== SET EXERCISE ==
Wherever the string "session" appears in the listing, copy that line.

== Dataset entries on figures ==
□ □ □

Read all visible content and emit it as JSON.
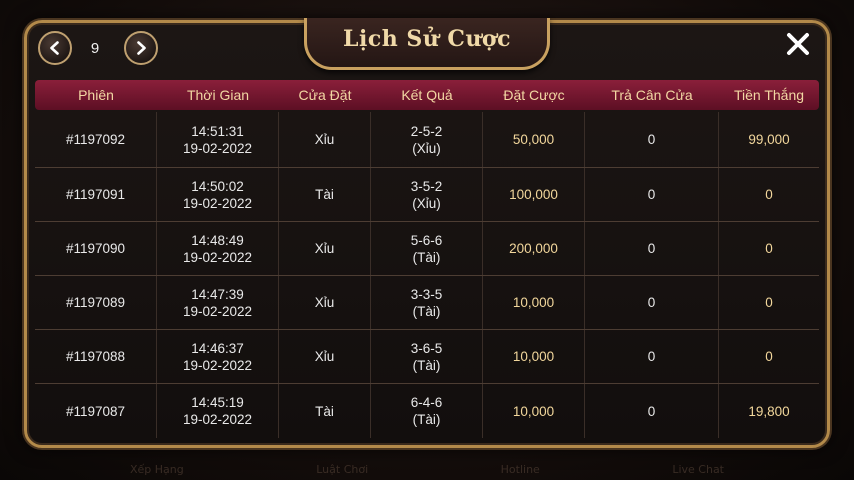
{
  "title": "Lịch Sử Cược",
  "pager": {
    "page": "9"
  },
  "columns": [
    "Phiên",
    "Thời Gian",
    "Cửa Đặt",
    "Kết Quả",
    "Đặt Cược",
    "Trả Cân Cửa",
    "Tiền Thắng"
  ],
  "rows": [
    {
      "session": "#1197092",
      "time": "14:51:31",
      "date": "19-02-2022",
      "side": "Xỉu",
      "dice": "2-5-2",
      "result": "(Xỉu)",
      "bet": "50,000",
      "refund": "0",
      "win": "99,000"
    },
    {
      "session": "#1197091",
      "time": "14:50:02",
      "date": "19-02-2022",
      "side": "Tài",
      "dice": "3-5-2",
      "result": "(Xỉu)",
      "bet": "100,000",
      "refund": "0",
      "win": "0"
    },
    {
      "session": "#1197090",
      "time": "14:48:49",
      "date": "19-02-2022",
      "side": "Xỉu",
      "dice": "5-6-6",
      "result": "(Tài)",
      "bet": "200,000",
      "refund": "0",
      "win": "0"
    },
    {
      "session": "#1197089",
      "time": "14:47:39",
      "date": "19-02-2022",
      "side": "Xỉu",
      "dice": "3-3-5",
      "result": "(Tài)",
      "bet": "10,000",
      "refund": "0",
      "win": "0"
    },
    {
      "session": "#1197088",
      "time": "14:46:37",
      "date": "19-02-2022",
      "side": "Xỉu",
      "dice": "3-6-5",
      "result": "(Tài)",
      "bet": "10,000",
      "refund": "0",
      "win": "0"
    },
    {
      "session": "#1197087",
      "time": "14:45:19",
      "date": "19-02-2022",
      "side": "Tài",
      "dice": "6-4-6",
      "result": "(Tài)",
      "bet": "10,000",
      "refund": "0",
      "win": "19,800"
    }
  ],
  "background_menu": [
    "Xếp Hạng",
    "Luật Chơi",
    "Hotline",
    "Live Chat"
  ],
  "colors": {
    "gold_border": "#b38a4a",
    "header_bg": "#7a1832",
    "header_text": "#f2d7a3",
    "money_text": "#f2d79c"
  },
  "icons": {
    "prev": "chevron-left-icon",
    "next": "chevron-right-icon",
    "close": "close-icon"
  }
}
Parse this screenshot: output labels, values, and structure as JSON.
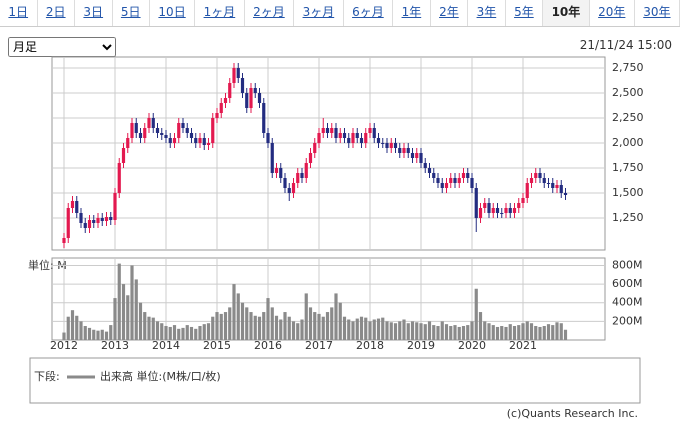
{
  "tabs": [
    {
      "label": "1日"
    },
    {
      "label": "2日"
    },
    {
      "label": "3日"
    },
    {
      "label": "5日"
    },
    {
      "label": "10日"
    },
    {
      "label": "1ヶ月"
    },
    {
      "label": "2ヶ月"
    },
    {
      "label": "3ヶ月"
    },
    {
      "label": "6ヶ月"
    },
    {
      "label": "1年"
    },
    {
      "label": "2年"
    },
    {
      "label": "3年"
    },
    {
      "label": "5年"
    },
    {
      "label": "10年",
      "selected": true
    },
    {
      "label": "20年"
    },
    {
      "label": "30年"
    }
  ],
  "period_select": "月足",
  "timestamp": "21/11/24 15:00",
  "footer": "(c)Quants Research Inc.",
  "chart_data": {
    "type": "candlestick",
    "categories": [
      "2012",
      null,
      null,
      null,
      null,
      null,
      null,
      null,
      null,
      null,
      null,
      null,
      "2013",
      null,
      null,
      null,
      null,
      null,
      null,
      null,
      null,
      null,
      null,
      null,
      "2014",
      null,
      null,
      null,
      null,
      null,
      null,
      null,
      null,
      null,
      null,
      null,
      "2015",
      null,
      null,
      null,
      null,
      null,
      null,
      null,
      null,
      null,
      null,
      null,
      "2016",
      null,
      null,
      null,
      null,
      null,
      null,
      null,
      null,
      null,
      null,
      null,
      "2017",
      null,
      null,
      null,
      null,
      null,
      null,
      null,
      null,
      null,
      null,
      null,
      "2018",
      null,
      null,
      null,
      null,
      null,
      null,
      null,
      null,
      null,
      null,
      null,
      "2019",
      null,
      null,
      null,
      null,
      null,
      null,
      null,
      null,
      null,
      null,
      null,
      "2020",
      null,
      null,
      null,
      null,
      null,
      null,
      null,
      null,
      null,
      null,
      null,
      "2021",
      null,
      null,
      null,
      null,
      null,
      null,
      null,
      null,
      null,
      null
    ],
    "open": [
      1000,
      1050,
      1350,
      1420,
      1300,
      1200,
      1150,
      1230,
      1200,
      1250,
      1220,
      1260,
      1230,
      1500,
      1800,
      1950,
      2050,
      2200,
      2100,
      2050,
      2150,
      2250,
      2150,
      2100,
      2080,
      2050,
      2000,
      2050,
      2200,
      2150,
      2100,
      2050,
      2000,
      2050,
      1980,
      2000,
      2250,
      2300,
      2400,
      2450,
      2600,
      2750,
      2650,
      2500,
      2350,
      2550,
      2500,
      2400,
      2100,
      2000,
      1700,
      1750,
      1650,
      1550,
      1500,
      1600,
      1700,
      1650,
      1800,
      1900,
      2000,
      2100,
      2150,
      2100,
      2150,
      2050,
      2100,
      2050,
      2000,
      2100,
      2050,
      2000,
      2100,
      2150,
      2050,
      2000,
      2000,
      1950,
      2000,
      1950,
      1900,
      1950,
      1900,
      1850,
      1900,
      1800,
      1750,
      1700,
      1650,
      1600,
      1550,
      1600,
      1650,
      1600,
      1650,
      1700,
      1650,
      1550,
      1250,
      1350,
      1400,
      1300,
      1350,
      1300,
      1300,
      1350,
      1300,
      1350,
      1400,
      1450,
      1600,
      1650,
      1700,
      1650,
      1600,
      1600,
      1550,
      1580,
      1500
    ],
    "high": [
      1100,
      1400,
      1470,
      1470,
      1350,
      1250,
      1280,
      1280,
      1300,
      1300,
      1310,
      1310,
      1550,
      1850,
      2000,
      2100,
      2250,
      2250,
      2150,
      2200,
      2300,
      2300,
      2200,
      2150,
      2130,
      2100,
      2100,
      2250,
      2250,
      2200,
      2150,
      2100,
      2100,
      2100,
      2050,
      2300,
      2350,
      2450,
      2500,
      2650,
      2800,
      2800,
      2700,
      2550,
      2600,
      2600,
      2550,
      2450,
      2150,
      2050,
      1800,
      1800,
      1700,
      1600,
      1650,
      1750,
      1750,
      1850,
      1950,
      2050,
      2150,
      2250,
      2200,
      2200,
      2200,
      2150,
      2150,
      2100,
      2150,
      2150,
      2100,
      2150,
      2200,
      2200,
      2100,
      2050,
      2050,
      2050,
      2050,
      2000,
      2000,
      2000,
      1950,
      1950,
      1950,
      1850,
      1800,
      1750,
      1700,
      1650,
      1650,
      1700,
      1700,
      1700,
      1750,
      1750,
      1700,
      1600,
      1400,
      1450,
      1450,
      1400,
      1400,
      1350,
      1400,
      1400,
      1400,
      1450,
      1500,
      1650,
      1700,
      1750,
      1750,
      1700,
      1650,
      1650,
      1630,
      1630,
      1550
    ],
    "low": [
      950,
      1000,
      1300,
      1250,
      1150,
      1100,
      1100,
      1150,
      1150,
      1170,
      1170,
      1180,
      1180,
      1450,
      1750,
      1900,
      2000,
      2050,
      2000,
      2000,
      2100,
      2100,
      2050,
      2030,
      2000,
      1950,
      1950,
      2000,
      2100,
      2050,
      2000,
      1950,
      1950,
      1930,
      1930,
      1950,
      2200,
      2250,
      2350,
      2400,
      2550,
      2600,
      2450,
      2300,
      2300,
      2450,
      2350,
      2050,
      1950,
      1650,
      1650,
      1600,
      1500,
      1420,
      1450,
      1550,
      1600,
      1600,
      1750,
      1850,
      1950,
      2050,
      2050,
      2050,
      2000,
      2000,
      2000,
      1950,
      1950,
      2000,
      1950,
      1950,
      2050,
      2000,
      1950,
      1950,
      1900,
      1900,
      1900,
      1850,
      1850,
      1850,
      1800,
      1800,
      1750,
      1700,
      1650,
      1600,
      1550,
      1500,
      1500,
      1550,
      1550,
      1550,
      1600,
      1600,
      1500,
      1110,
      1200,
      1300,
      1250,
      1250,
      1250,
      1250,
      1250,
      1250,
      1250,
      1300,
      1350,
      1400,
      1550,
      1600,
      1600,
      1550,
      1550,
      1500,
      1500,
      1450,
      1430
    ],
    "close": [
      1050,
      1350,
      1420,
      1300,
      1200,
      1150,
      1230,
      1200,
      1250,
      1220,
      1260,
      1230,
      1500,
      1800,
      1950,
      2050,
      2200,
      2100,
      2050,
      2150,
      2250,
      2150,
      2100,
      2080,
      2050,
      2000,
      2050,
      2200,
      2150,
      2100,
      2050,
      2000,
      2050,
      1980,
      2000,
      2250,
      2300,
      2400,
      2450,
      2600,
      2750,
      2650,
      2500,
      2350,
      2550,
      2500,
      2400,
      2100,
      2000,
      1700,
      1750,
      1650,
      1550,
      1500,
      1600,
      1700,
      1650,
      1800,
      1900,
      2000,
      2100,
      2150,
      2100,
      2150,
      2050,
      2100,
      2050,
      2000,
      2100,
      2050,
      2000,
      2100,
      2150,
      2050,
      2000,
      2000,
      1950,
      2000,
      1950,
      1900,
      1950,
      1900,
      1850,
      1900,
      1800,
      1750,
      1700,
      1650,
      1600,
      1550,
      1600,
      1650,
      1600,
      1650,
      1700,
      1650,
      1550,
      1250,
      1350,
      1400,
      1300,
      1350,
      1300,
      1300,
      1350,
      1300,
      1350,
      1400,
      1450,
      1600,
      1650,
      1700,
      1650,
      1600,
      1600,
      1550,
      1580,
      1500,
      1480
    ],
    "up_color": "#e3194f",
    "down_color": "#232c80",
    "ylim": [
      930,
      2860
    ],
    "yticks": [
      {
        "value": 1250,
        "label": "1,250"
      },
      {
        "value": 1500,
        "label": "1,500"
      },
      {
        "value": 1750,
        "label": "1,750"
      },
      {
        "value": 2000,
        "label": "2,000"
      },
      {
        "value": 2250,
        "label": "2,250"
      },
      {
        "value": 2500,
        "label": "2,500"
      },
      {
        "value": 2750,
        "label": "2,750"
      }
    ],
    "grid": true,
    "legend_prefix": "下段:",
    "volume": {
      "name": "出来高 単位:(M株/口/枚)",
      "color": "#8a8a8a",
      "unit_label": "単位: M",
      "values": [
        80,
        250,
        320,
        260,
        200,
        150,
        130,
        110,
        100,
        110,
        90,
        160,
        450,
        820,
        600,
        480,
        800,
        650,
        400,
        300,
        250,
        240,
        200,
        180,
        150,
        140,
        160,
        120,
        130,
        160,
        140,
        120,
        150,
        170,
        180,
        250,
        300,
        280,
        300,
        350,
        600,
        500,
        400,
        350,
        300,
        260,
        250,
        300,
        450,
        350,
        260,
        220,
        300,
        250,
        200,
        180,
        220,
        500,
        350,
        300,
        280,
        250,
        300,
        350,
        500,
        400,
        250,
        220,
        200,
        230,
        250,
        240,
        200,
        220,
        230,
        240,
        200,
        190,
        180,
        200,
        220,
        180,
        200,
        190,
        180,
        170,
        200,
        160,
        150,
        200,
        170,
        150,
        160,
        140,
        150,
        160,
        200,
        550,
        300,
        200,
        180,
        160,
        140,
        150,
        140,
        170,
        150,
        160,
        180,
        200,
        180,
        150,
        140,
        150,
        170,
        160,
        190,
        180,
        110
      ],
      "ylim": [
        0,
        880
      ],
      "yticks": [
        {
          "value": 200,
          "label": "200M"
        },
        {
          "value": 400,
          "label": "400M"
        },
        {
          "value": 600,
          "label": "600M"
        },
        {
          "value": 800,
          "label": "800M"
        }
      ]
    }
  }
}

□ □ □

== REPLY TO THE TASK ==
      "session": "#1197092",
      "session": "#1197091",
      "session": "#1197090",
      "session": "#1197089",
      "session": "#1197088",
      "session": "#1197087",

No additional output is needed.